__Written task__: Copy every line with the string "Depth" in it.

__Input material__:
*****

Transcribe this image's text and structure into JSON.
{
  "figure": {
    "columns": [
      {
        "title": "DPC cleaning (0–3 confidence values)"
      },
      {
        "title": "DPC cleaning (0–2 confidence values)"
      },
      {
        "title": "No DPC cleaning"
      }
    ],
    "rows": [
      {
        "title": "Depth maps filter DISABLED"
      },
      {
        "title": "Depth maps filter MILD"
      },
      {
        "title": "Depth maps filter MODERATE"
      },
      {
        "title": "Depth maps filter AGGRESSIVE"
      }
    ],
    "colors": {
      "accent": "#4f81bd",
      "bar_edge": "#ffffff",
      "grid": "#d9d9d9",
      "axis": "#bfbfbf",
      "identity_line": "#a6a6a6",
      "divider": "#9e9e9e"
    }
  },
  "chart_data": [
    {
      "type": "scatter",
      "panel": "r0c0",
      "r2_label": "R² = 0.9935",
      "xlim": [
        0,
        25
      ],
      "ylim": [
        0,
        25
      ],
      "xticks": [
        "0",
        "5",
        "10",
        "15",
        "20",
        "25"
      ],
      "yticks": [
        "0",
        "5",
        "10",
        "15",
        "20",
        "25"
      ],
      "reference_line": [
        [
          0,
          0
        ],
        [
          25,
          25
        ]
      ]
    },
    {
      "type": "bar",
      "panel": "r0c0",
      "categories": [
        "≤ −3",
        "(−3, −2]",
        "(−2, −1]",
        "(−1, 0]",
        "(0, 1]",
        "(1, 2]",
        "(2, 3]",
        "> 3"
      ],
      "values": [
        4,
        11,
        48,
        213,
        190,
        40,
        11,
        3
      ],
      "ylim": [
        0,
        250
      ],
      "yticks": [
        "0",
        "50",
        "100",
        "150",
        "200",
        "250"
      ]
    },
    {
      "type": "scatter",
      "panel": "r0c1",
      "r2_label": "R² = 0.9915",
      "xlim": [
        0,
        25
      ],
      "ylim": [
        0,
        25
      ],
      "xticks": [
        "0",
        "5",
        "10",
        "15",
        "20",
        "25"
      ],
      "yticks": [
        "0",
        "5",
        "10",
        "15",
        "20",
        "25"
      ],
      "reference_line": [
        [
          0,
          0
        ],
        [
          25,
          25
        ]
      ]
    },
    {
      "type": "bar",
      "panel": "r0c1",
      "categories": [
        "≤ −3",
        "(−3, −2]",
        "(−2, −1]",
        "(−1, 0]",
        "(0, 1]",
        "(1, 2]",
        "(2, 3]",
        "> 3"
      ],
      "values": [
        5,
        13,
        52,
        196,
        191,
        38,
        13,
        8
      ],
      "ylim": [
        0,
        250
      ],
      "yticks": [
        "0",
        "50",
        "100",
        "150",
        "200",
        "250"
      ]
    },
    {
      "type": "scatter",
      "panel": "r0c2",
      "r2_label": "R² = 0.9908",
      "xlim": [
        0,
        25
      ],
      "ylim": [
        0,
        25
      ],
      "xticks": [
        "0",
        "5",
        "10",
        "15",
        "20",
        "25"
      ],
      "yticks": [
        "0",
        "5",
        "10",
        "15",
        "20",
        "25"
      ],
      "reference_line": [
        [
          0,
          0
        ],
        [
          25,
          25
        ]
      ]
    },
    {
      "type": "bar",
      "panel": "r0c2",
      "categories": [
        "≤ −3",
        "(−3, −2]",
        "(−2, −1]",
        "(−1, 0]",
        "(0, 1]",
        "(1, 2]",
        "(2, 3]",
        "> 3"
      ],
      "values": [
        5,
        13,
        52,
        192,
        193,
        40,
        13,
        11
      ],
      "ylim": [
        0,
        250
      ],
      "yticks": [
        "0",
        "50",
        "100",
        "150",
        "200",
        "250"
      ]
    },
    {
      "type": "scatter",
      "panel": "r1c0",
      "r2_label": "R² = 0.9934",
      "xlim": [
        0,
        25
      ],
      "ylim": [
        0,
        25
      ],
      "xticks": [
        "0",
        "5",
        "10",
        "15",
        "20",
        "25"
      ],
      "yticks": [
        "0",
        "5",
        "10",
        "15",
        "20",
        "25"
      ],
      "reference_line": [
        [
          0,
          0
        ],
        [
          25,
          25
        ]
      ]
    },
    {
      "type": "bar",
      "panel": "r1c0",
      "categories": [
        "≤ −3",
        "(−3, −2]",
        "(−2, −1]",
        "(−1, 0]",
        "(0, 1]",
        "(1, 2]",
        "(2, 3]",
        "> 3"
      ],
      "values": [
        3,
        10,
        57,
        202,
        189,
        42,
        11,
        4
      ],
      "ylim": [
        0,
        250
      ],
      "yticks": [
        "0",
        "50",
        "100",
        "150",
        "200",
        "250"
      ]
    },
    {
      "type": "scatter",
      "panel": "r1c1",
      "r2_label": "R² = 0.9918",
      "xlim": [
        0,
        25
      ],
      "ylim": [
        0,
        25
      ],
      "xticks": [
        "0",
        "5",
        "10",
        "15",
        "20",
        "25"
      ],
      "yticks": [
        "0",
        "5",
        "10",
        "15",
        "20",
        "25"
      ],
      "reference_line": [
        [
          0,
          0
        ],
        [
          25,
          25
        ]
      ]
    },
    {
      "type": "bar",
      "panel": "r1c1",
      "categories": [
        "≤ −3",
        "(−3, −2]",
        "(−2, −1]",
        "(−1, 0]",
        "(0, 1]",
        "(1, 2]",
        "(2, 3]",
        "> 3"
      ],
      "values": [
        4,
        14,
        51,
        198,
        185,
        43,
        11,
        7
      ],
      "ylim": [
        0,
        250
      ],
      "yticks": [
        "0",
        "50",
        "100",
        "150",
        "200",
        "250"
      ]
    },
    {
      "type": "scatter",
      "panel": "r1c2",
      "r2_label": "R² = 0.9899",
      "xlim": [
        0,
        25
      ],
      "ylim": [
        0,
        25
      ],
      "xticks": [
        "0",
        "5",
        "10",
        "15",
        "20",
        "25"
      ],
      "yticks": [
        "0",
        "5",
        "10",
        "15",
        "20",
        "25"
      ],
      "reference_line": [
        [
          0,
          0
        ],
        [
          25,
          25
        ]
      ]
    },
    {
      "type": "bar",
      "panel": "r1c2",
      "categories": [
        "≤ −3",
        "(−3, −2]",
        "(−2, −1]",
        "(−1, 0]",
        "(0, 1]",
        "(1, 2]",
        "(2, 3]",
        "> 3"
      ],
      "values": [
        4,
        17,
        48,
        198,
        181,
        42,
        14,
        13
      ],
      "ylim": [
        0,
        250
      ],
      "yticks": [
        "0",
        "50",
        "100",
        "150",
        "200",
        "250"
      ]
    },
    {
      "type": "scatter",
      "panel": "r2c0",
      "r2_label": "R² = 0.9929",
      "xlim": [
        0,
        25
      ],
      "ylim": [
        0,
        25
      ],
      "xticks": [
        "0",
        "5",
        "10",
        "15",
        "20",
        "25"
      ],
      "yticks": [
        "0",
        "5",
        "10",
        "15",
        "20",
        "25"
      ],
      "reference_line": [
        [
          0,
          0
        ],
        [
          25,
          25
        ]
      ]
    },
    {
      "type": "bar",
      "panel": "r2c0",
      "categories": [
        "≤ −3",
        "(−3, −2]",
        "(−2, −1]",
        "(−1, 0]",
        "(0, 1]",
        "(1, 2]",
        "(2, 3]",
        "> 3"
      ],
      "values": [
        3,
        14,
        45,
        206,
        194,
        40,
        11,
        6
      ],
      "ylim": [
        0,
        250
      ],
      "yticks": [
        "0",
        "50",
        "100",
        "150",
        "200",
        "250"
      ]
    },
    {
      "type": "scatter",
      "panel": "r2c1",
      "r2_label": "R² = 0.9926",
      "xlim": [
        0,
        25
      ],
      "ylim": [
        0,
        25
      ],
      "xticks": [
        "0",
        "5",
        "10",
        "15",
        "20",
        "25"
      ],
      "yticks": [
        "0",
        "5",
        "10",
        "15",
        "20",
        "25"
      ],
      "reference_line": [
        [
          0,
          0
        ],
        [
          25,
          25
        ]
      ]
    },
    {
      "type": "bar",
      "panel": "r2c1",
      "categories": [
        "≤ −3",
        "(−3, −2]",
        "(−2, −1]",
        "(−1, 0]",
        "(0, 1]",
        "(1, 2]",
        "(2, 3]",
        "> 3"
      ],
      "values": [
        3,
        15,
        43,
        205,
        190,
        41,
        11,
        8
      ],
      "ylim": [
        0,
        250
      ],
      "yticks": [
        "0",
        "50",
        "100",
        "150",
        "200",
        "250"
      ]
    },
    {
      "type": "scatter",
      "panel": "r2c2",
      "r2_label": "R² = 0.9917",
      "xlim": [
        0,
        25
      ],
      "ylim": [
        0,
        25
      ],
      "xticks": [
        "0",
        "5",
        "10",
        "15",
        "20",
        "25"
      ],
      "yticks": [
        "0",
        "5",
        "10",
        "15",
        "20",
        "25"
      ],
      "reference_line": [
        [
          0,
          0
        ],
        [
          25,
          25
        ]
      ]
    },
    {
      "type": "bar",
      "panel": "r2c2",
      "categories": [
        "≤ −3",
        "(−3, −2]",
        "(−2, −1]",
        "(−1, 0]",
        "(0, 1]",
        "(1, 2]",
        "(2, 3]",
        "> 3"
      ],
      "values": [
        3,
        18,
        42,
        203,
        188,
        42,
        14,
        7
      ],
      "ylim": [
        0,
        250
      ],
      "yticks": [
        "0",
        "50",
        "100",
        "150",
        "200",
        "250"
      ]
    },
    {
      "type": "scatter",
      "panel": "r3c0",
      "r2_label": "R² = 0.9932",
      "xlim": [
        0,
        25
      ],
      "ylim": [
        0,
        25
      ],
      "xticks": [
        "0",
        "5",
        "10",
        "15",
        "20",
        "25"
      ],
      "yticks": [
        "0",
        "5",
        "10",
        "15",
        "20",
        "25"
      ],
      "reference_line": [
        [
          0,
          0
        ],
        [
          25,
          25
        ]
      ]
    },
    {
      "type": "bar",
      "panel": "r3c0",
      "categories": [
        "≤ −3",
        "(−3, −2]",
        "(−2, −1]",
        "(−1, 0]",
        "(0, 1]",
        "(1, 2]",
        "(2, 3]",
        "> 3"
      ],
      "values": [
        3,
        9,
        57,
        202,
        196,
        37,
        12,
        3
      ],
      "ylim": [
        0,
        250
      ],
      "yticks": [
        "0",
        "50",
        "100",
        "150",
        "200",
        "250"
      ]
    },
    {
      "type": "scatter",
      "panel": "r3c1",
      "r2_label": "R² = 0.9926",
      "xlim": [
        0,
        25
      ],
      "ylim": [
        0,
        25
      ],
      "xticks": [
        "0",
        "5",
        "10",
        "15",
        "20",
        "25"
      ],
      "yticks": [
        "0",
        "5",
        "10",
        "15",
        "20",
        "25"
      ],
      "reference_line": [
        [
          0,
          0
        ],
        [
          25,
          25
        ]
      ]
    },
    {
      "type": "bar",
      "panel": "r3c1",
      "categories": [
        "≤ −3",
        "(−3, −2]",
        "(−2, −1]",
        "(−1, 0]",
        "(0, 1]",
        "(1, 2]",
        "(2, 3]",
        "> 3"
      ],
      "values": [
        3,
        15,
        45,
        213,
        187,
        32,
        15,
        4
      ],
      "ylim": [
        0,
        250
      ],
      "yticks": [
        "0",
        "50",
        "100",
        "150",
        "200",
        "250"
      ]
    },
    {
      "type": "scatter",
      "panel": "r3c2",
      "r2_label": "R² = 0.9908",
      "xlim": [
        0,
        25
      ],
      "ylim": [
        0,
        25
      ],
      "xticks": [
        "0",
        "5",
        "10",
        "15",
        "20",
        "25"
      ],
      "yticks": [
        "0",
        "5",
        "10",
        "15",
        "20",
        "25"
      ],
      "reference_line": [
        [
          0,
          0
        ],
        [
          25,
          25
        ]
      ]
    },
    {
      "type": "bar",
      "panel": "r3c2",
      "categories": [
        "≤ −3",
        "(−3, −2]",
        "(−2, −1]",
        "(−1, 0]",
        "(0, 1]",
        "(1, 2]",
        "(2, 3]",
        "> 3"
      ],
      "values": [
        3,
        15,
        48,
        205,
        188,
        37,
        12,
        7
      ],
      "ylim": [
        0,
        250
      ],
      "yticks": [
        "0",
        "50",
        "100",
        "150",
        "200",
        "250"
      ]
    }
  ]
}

*****

__Result__:
        "title": "Depth maps filter DISABLED"
        "title": "Depth maps filter MILD"
        "title": "Depth maps filter MODERATE"
        "title": "Depth maps filter AGGRESSIVE"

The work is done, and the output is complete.